* _Directions_
Each line below should be retyped exactly, with no pictures.
*** Recorded data ***
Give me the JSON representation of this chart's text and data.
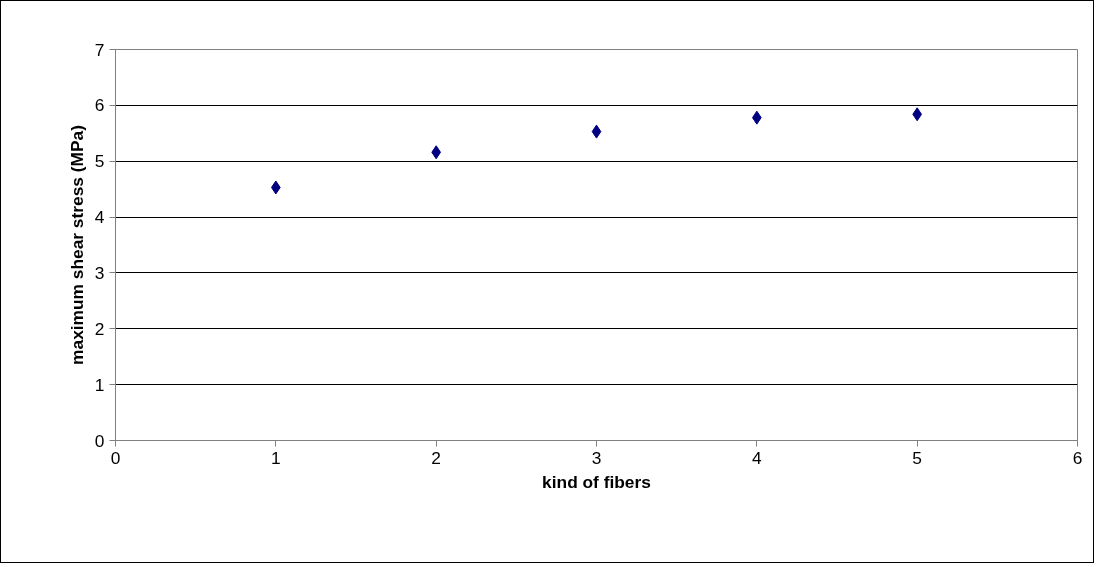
{
  "chart_data": {
    "type": "scatter",
    "xlabel": "kind of fibers",
    "ylabel": "maximum shear stress (MPa)",
    "x": [
      1,
      2,
      3,
      4,
      5
    ],
    "series": [
      {
        "color": "#000080",
        "values": [
          4.53,
          5.16,
          5.53,
          5.78,
          5.84
        ]
      }
    ],
    "xlim": [
      0,
      6
    ],
    "xticks": [
      0,
      1,
      2,
      3,
      4,
      5,
      6
    ],
    "ylim": [
      0,
      7
    ],
    "yticks": [
      0,
      1,
      2,
      3,
      4,
      5,
      6,
      7
    ],
    "grid": "y",
    "marker": "diamond"
  }
}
***
* _In response_
Give me the JSON representation of this chart's text and data.
{
  "chart_data": {
    "type": "scatter",
    "xlabel": "kind of fibers",
    "ylabel": "maximum shear stress (MPa)",
    "x": [
      1,
      2,
      3,
      4,
      5
    ],
    "series": [
      {
        "color": "#000080",
        "values": [
          4.53,
          5.16,
          5.53,
          5.78,
          5.84
        ]
      }
    ],
    "xlim": [
      0,
      6
    ],
    "xticks": [
      0,
      1,
      2,
      3,
      4,
      5,
      6
    ],
    "ylim": [
      0,
      7
    ],
    "yticks": [
      0,
      1,
      2,
      3,
      4,
      5,
      6,
      7
    ],
    "grid": "y",
    "marker": "diamond"
  }
}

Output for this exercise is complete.